→ 所给节选
在本申请的一些实施例中,根据静态拼接区域,对视频图像帧集合中的图像帧进行裁剪处理,可以通过以下方式实现:
根据视频图像帧集合中的图像帧的尺寸参数、以及图像帧对应的静态拼接区域的尺寸参数,确定图像帧对应的动态拼接区域的尺寸参数;其中,尺寸参数包括纵向尺寸参数和横向尺寸参数;根据动态拼接区域的尺寸参数从图像帧中裁剪出动态拼接区域,以作为裁剪处理后的图像帧。
例如,参考图7A,图7A为本申请实施例中的图像帧裁剪示意图,其中,裁剪处理可以由运行裁剪算法的裁剪模块实现,示例过程如下:裁剪模块根据识别出的静态拼接区域,对图像帧进行裁剪。裁剪模块的输入是图像帧、识别出的静态拼接区域的尺寸参数(包括左边距left、上边距top、右边距right及下边距bottom),裁剪模块的输出是裁剪后的图像帧(高度为heightC,宽度为widthC),该裁剪后的图像帧仅包括动态拼接区域。

→ 题目要求
续写上面这段关于依据静态拼接区域裁剪视频图像帧的节选，从其最后一句之后接着写下去。

→ 材料节选

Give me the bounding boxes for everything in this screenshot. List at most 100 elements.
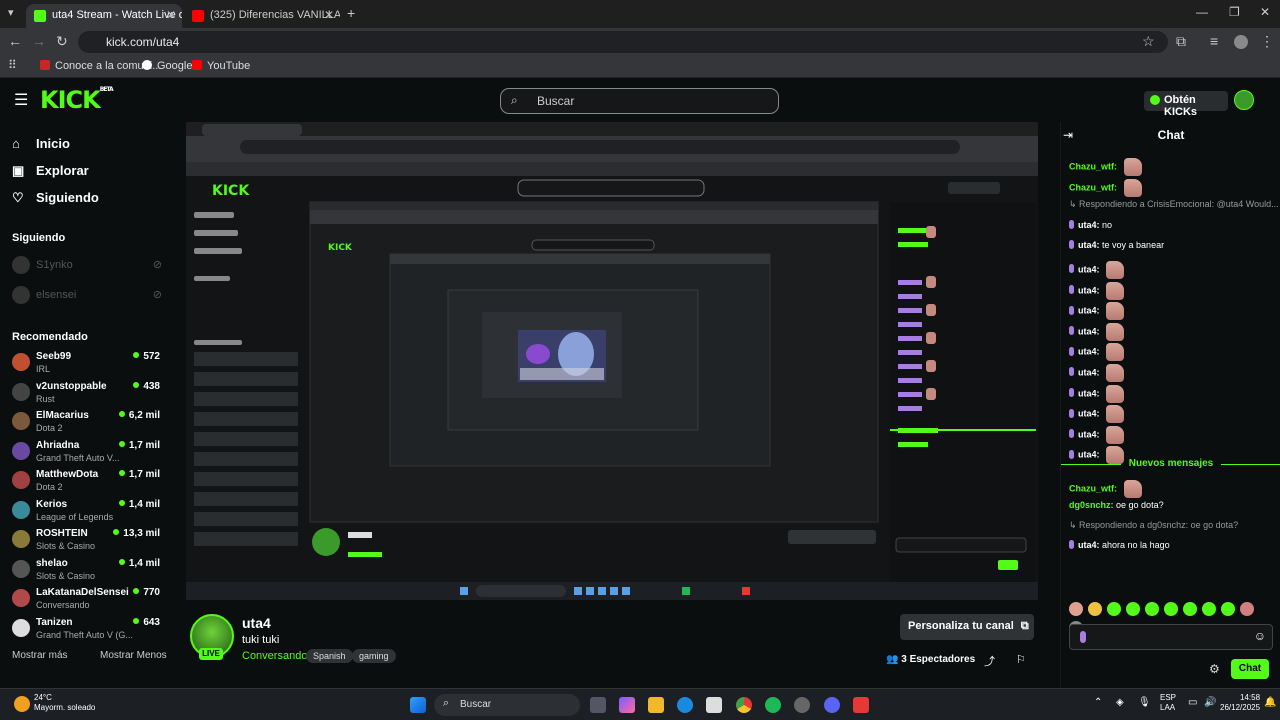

→ 练习输出
其中,可以将裁剪前的图像帧的宽度定义为width,高度定义为hight。将裁剪前的图像帧的左上角设为坐标轴的顶点(0,0)、该裁剪前的图像帧中的动态拼接区域的左上角坐标为(x 0,y 0),该动态拼接区域的右下角坐标为(x 1,y 1)。则根据裁剪前的图像帧中的静态拼接区域的坐标(根据静态拼接区域的尺寸参数可以得到相应的坐标),可计算得到动态拼接区域的坐标为:x 0=left,y 0=top,x1=width-right,y1=height-bottom。
在本申请的一些实施例中,基于相应的裁剪结果确定图像特征向量:根据裁剪处理后的多个图像帧,构建新的视频图像帧集合,其中,新的视频图像帧集合中的图像帧包括区别于静态拼接区域的动态拼接区域;确定新的视频图像帧集合中的图像帧对应的图像特征向量。
例如,裁剪处理后的图像帧仅包括区别于静态拼接区域的动态拼接区域,可以根据裁剪处理后的所有图像帧构建新的视频图像帧集合,其中,新的视频图像帧集合中的图像帧的顺序可以与原始的视频图像帧集合中的图像帧的顺序一致。
对于新的视频图像帧集合中的每个图像帧来说,可以确定图像帧对应的图像特征向量。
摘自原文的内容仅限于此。